KUTIPAN TEKS:

Dari kasus tersebut, yang menjadi sorotan utama serta menimbulkan kecaman publik adalah bagaimana pihak pemberi pinjaman melakukan “teror” dengan menyebarkan pesan singkat kepada keluarga dan rekan korban bahwa si korban memiliki hutang yang belum dibayar. Hal ini disinyalir membuat korban menjadi malu dan stress (financial.bisnis.com, 2019).

Sebelum dapat melakukan pinjaman, proses pengambilan data pribadi nasabah memang sudah masuk dalam syarat dan ketentuan awal penggunaan aplikasi (BBC.com, 2018). Inilah yang menyebabkan data, termasuk kontak orang-orang terdekat korban bisa bocor. Ditambah lagi, hal ini kurang disadari oleh sebagian nasabah.

Kasus pinjaman online bermasalah sebenarnya bukan pertama kali terjadi. Bahkan sejak 2016, LBH Jakarta saja telah menerima pengaduan dari 283 orang terkait pinjaman online (BBC.com, 2018).

Meski telah banyak aduan serta memakan korban jiwa, aktivitas semacam ini terus berlanjut hingga sekarang. Dikutip dari (BangkaPos, 2018), berdasarkan penelusuran pihak Otoritas Jasa Keuangan (OJK) pada 2018, sedikitnya ada 227 fintech P2P (peer to peer) Lending yang digolongkan illegal. Masing-masing flatform tersebut diperkirakan memiliki 100 ribu anggota. Dari 227 fintech lending ilegal tersebut, sebagian besar dikembangkan oleh developer dari China.

BARIS DATA:
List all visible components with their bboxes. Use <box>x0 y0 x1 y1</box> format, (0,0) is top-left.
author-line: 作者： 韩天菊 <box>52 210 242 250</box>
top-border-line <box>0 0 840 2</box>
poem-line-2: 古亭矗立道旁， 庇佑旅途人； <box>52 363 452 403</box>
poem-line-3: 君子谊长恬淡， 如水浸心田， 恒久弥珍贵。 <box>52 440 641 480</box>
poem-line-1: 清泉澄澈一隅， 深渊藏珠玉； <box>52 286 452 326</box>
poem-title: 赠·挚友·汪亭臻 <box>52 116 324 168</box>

* * *

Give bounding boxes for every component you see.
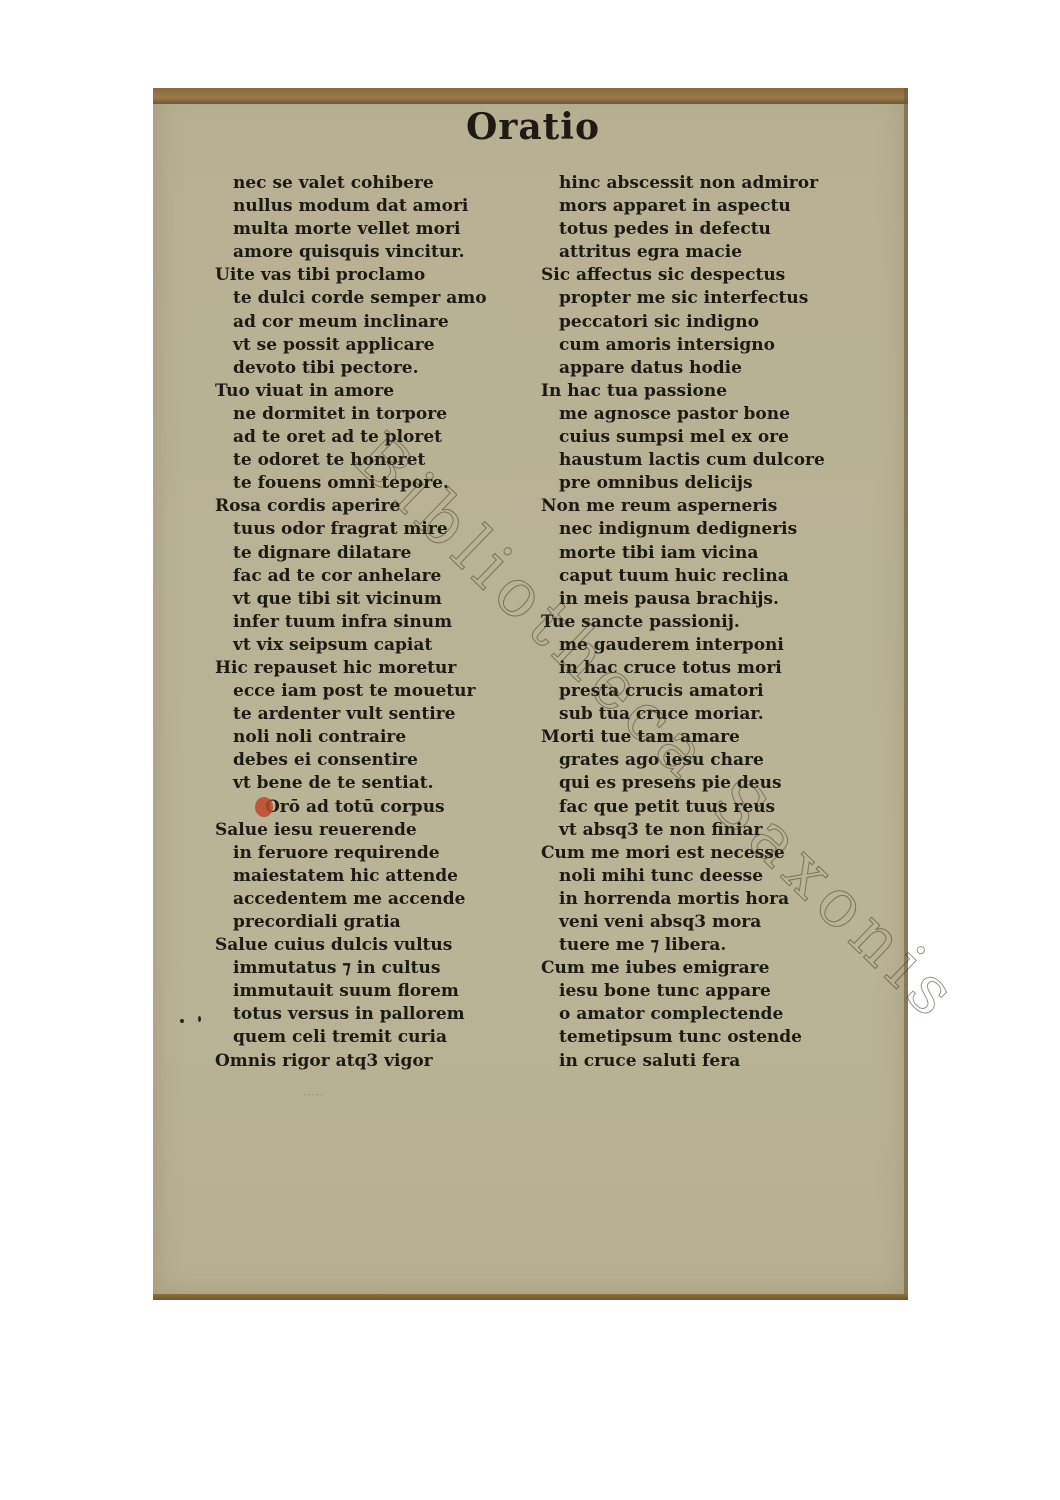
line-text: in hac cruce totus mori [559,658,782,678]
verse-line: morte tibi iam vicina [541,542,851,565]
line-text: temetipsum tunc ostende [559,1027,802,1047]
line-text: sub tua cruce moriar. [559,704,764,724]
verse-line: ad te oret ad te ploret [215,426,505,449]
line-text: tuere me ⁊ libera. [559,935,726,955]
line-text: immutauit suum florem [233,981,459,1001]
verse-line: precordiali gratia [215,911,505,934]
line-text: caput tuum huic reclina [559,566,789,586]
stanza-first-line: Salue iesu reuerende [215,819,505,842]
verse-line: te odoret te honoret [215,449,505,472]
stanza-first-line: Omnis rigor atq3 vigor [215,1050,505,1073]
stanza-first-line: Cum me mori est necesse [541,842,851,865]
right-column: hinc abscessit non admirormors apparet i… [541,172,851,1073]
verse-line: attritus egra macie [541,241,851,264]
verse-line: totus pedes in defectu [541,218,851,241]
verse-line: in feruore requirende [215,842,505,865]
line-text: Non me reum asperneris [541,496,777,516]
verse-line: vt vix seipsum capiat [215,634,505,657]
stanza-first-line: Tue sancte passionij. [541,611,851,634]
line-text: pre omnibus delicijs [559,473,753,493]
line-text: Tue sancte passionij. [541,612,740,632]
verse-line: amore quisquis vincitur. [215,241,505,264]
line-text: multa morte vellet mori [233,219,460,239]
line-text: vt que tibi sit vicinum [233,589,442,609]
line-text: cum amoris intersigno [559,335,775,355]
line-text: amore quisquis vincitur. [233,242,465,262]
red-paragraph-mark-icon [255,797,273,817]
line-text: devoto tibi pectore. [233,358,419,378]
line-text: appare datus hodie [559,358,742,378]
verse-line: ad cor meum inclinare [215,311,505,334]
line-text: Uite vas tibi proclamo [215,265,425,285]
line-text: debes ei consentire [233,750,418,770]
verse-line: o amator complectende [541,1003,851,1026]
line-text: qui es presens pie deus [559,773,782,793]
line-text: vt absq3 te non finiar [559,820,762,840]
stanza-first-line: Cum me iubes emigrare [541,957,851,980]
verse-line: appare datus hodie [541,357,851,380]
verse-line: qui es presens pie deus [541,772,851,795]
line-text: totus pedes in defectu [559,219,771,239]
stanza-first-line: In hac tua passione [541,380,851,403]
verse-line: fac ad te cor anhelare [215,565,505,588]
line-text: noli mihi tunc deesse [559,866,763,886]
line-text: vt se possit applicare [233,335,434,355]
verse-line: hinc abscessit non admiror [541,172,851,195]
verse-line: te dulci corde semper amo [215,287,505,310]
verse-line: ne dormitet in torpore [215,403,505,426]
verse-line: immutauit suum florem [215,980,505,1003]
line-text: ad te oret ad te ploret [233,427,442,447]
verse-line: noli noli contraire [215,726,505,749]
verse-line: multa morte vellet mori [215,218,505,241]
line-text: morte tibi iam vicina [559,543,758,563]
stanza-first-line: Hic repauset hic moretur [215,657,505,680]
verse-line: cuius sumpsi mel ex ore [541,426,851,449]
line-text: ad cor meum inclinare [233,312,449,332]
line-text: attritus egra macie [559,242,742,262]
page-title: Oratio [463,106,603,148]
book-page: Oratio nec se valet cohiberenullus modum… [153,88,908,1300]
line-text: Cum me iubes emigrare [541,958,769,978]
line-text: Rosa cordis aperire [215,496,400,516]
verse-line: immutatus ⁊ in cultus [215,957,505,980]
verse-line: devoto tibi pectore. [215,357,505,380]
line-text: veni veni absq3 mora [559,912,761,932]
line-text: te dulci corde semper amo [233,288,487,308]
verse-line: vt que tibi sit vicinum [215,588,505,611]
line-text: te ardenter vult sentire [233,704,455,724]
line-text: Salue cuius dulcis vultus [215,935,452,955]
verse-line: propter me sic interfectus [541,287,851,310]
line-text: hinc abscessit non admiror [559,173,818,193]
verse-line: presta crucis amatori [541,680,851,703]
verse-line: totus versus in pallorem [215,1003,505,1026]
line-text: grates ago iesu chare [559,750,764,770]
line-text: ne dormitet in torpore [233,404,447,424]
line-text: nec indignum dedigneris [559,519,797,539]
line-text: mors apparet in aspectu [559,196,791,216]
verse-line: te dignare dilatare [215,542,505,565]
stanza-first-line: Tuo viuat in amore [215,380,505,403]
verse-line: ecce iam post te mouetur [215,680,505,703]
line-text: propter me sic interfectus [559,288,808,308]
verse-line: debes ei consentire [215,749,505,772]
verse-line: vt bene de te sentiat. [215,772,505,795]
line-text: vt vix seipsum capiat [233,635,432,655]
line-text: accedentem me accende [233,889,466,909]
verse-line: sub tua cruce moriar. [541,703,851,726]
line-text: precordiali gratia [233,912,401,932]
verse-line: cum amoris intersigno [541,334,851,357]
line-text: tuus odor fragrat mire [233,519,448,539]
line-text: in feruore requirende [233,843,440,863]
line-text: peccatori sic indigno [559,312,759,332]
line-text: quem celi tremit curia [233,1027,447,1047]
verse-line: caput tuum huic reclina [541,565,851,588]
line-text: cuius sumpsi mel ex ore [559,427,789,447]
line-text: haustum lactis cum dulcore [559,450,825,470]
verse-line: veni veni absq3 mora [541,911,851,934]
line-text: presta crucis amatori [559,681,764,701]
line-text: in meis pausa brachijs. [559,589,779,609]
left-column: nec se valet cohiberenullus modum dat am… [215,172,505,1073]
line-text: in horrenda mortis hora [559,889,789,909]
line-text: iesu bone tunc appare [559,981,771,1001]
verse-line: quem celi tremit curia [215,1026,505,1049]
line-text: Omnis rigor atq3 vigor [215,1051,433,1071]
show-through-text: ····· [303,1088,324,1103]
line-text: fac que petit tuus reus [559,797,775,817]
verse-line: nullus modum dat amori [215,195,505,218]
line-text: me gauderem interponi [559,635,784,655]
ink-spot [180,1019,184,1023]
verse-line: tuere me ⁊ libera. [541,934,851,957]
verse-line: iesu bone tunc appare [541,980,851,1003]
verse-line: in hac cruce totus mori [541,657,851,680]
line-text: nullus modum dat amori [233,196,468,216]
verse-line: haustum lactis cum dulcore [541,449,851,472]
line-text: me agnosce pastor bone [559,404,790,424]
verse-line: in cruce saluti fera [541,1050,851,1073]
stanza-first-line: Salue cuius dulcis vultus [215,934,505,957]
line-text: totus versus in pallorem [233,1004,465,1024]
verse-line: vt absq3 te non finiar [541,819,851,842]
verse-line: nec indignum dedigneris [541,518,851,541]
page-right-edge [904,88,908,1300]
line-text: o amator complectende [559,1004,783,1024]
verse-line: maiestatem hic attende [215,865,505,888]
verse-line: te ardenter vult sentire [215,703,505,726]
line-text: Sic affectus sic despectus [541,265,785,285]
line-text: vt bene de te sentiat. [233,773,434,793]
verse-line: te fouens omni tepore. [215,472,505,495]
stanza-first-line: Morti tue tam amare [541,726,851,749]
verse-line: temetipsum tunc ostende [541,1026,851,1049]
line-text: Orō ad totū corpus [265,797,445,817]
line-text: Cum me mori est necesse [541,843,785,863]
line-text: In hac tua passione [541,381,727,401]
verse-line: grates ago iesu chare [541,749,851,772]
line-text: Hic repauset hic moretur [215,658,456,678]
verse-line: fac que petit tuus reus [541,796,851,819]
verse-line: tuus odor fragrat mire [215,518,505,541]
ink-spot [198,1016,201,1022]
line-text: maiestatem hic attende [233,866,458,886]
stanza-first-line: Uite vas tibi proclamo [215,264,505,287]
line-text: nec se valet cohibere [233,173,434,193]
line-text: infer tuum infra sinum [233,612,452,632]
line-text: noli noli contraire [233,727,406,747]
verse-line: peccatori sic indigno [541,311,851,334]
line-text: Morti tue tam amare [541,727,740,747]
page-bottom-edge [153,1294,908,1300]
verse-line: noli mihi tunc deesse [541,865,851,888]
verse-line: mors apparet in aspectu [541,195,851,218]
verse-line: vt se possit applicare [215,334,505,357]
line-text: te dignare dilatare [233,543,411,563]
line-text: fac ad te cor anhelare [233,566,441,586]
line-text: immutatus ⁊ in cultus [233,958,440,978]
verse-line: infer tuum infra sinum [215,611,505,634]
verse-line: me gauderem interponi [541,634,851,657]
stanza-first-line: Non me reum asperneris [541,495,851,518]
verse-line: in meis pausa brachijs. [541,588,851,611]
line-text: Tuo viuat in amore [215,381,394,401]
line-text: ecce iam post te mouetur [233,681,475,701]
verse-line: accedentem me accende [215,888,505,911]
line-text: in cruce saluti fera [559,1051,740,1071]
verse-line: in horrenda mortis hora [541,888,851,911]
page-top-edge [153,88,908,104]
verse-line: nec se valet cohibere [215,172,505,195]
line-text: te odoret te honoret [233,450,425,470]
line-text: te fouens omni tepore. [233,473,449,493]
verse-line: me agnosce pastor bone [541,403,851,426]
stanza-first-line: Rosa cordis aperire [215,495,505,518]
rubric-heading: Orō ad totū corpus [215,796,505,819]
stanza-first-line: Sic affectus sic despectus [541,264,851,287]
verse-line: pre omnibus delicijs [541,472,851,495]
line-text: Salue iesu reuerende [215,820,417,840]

SOAL LATIHAN:
1) Menurut kutipan teks tentang pinjaman online, sejak 2016 berapa orang yang telah mengadu ke LBH Jakarta terkait pinjaman online?
2) Ketik ulang bagian kutipan teks tentang pinjaman online yang dimulai dari "Dari kasus tersebut, yang" dan berakhir pada "online (BBC.com, 2018).".
3) Tuliskan lanjutan kutipan teks tentang pinjaman online, dimulai setelah kalimat terakhirnya.

JAWABAN LATIHAN:
1) 283 orang.

2)
Dari kasus tersebut, yang menjadi sorotan utama serta menimbulkan kecaman publik adalah bagaimana pihak pemberi pinjaman melakukan “teror” dengan menyebarkan pesan singkat kepada keluarga dan rekan korban bahwa si korban memiliki hutang yang belum dibayar. Hal ini disinyalir membuat korban menjadi malu dan stress (financial.bisnis.com, 2019).

Sebelum dapat melakukan pinjaman, proses pengambilan data pribadi nasabah memang sudah masuk dalam syarat dan ketentuan awal penggunaan aplikasi (BBC.com, 2018). Inilah yang menyebabkan data, termasuk kontak orang-orang terdekat korban bisa bocor. Ditambah lagi, hal ini kurang disadari oleh sebagian nasabah.

Kasus pinjaman online bermasalah sebenarnya bukan pertama kali terjadi. Bahkan sejak 2016, LBH Jakarta saja telah menerima pengaduan dari 283 orang terkait pinjaman online (BBC.com, 2018).

3)
Pemerintah sebenarnya tidak berdiam diri. Otoritas Jasa Keuangan melalui Satuan Tugas Waspada Investasi telah menghentikan sebanyak 231 penyelenggara pinjaman online per Februari 2019 (tirto.id, OJK Setop 231 Layanan Pinjaman Online Ilegal per Februari 2019, 2019). Satgas ini juga telah menyiapkan sejumlah upaya dan penanganan lainnya terhadap P2P lending illegal seperti mengumumkan daftarnya, mengajukan blokir kepada Kementerian Kominfo, memutus akses keuangan P2P lending ilegal hingga menyampaikan laporan kepada Bareskrim Polri untuk ditindak secara hukum.


Menggiurkannya Pinjaman Online
Perkembangan fintech dewasa ini memang cukup menggeliat dan diperkirakan akan terus tumbuh ke depannya. Fintech atau financial technology adalah sebutan untuk sebuah inovasi di bidang jasa keuangan menggunakan media digital. Inovasi yang ditawarkan Fintech sangat luas dan dalam berbagai segmen, baik itu B2B (Business to Business) hingga B2C (Business to Consumer). Beberapa contoh bisnis yang tergabung di dalam Fintech adalah: proses jual beli saham, pembayaran, peminjaman uang (lending) secara peer to peer, transfer dana, investasi ritel, perencanaan keuangan (personal finance), dan lainnya. Bank Indonesia mengklasifikasikan fintech menjadi empat, yakni crowdfunding & P2P lending, market aggregator, risk and invesment management, serta payment, sattlement, dan clearing.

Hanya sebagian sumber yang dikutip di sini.